**What you need to do**
Reproduce the records exactly.

**Data records**
+++

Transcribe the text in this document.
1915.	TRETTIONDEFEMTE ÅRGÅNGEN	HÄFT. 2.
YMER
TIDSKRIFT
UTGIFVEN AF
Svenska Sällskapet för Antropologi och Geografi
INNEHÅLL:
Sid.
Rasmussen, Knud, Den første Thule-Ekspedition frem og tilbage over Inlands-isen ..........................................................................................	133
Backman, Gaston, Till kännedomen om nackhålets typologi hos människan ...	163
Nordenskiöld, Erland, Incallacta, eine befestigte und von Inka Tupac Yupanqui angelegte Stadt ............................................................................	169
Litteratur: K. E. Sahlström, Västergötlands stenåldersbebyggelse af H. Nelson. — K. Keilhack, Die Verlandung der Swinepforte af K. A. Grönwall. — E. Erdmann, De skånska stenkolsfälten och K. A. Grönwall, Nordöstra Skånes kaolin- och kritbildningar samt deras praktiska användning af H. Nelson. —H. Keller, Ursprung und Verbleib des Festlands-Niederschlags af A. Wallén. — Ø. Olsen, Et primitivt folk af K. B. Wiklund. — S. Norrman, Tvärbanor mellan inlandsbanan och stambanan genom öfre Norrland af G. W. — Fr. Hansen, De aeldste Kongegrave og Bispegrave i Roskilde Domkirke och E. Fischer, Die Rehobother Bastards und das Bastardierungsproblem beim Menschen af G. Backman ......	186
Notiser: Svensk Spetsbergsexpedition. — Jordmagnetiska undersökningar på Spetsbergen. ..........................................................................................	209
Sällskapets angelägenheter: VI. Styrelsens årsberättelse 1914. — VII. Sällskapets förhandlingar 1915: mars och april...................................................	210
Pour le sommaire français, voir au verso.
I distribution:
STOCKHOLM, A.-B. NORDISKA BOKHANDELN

+++

**Answer for the task**
Transcribe the text in this document.
1915.	TRETTIONDEFEMTE ÅRGÅNGEN	HÄFT. 2.
YMER
TIDSKRIFT
UTGIFVEN AF
Svenska Sällskapet för Antropologi och Geografi
INNEHÅLL:
Sid.
Rasmussen, Knud, Den første Thule-Ekspedition frem og tilbage over Inlands-isen ..........................................................................................	133
Backman, Gaston, Till kännedomen om nackhålets typologi hos människan ...	163
Nordenskiöld, Erland, Incallacta, eine befestigte und von Inka Tupac Yupanqui angelegte Stadt ............................................................................	169
Litteratur: K. E. Sahlström, Västergötlands stenåldersbebyggelse af H. Nelson. — K. Keilhack, Die Verlandung der Swinepforte af K. A. Grönwall. — E. Erdmann, De skånska stenkolsfälten och K. A. Grönwall, Nordöstra Skånes kaolin- och kritbildningar samt deras praktiska användning af H. Nelson. —H. Keller, Ursprung und Verbleib des Festlands-Niederschlags af A. Wallén. — Ø. Olsen, Et primitivt folk af K. B. Wiklund. — S. Norrman, Tvärbanor mellan inlandsbanan och stambanan genom öfre Norrland af G. W. — Fr. Hansen, De aeldste Kongegrave og Bispegrave i Roskilde Domkirke och E. Fischer, Die Rehobother Bastards und das Bastardierungsproblem beim Menschen af G. Backman ......	186
Notiser: Svensk Spetsbergsexpedition. — Jordmagnetiska undersökningar på Spetsbergen. ..........................................................................................	209
Sällskapets angelägenheter: VI. Styrelsens årsberättelse 1914. — VII. Sällskapets förhandlingar 1915: mars och april...................................................	210
Pour le sommaire français, voir au verso.
I distribution:
STOCKHOLM, A.-B. NORDISKA BOKHANDELN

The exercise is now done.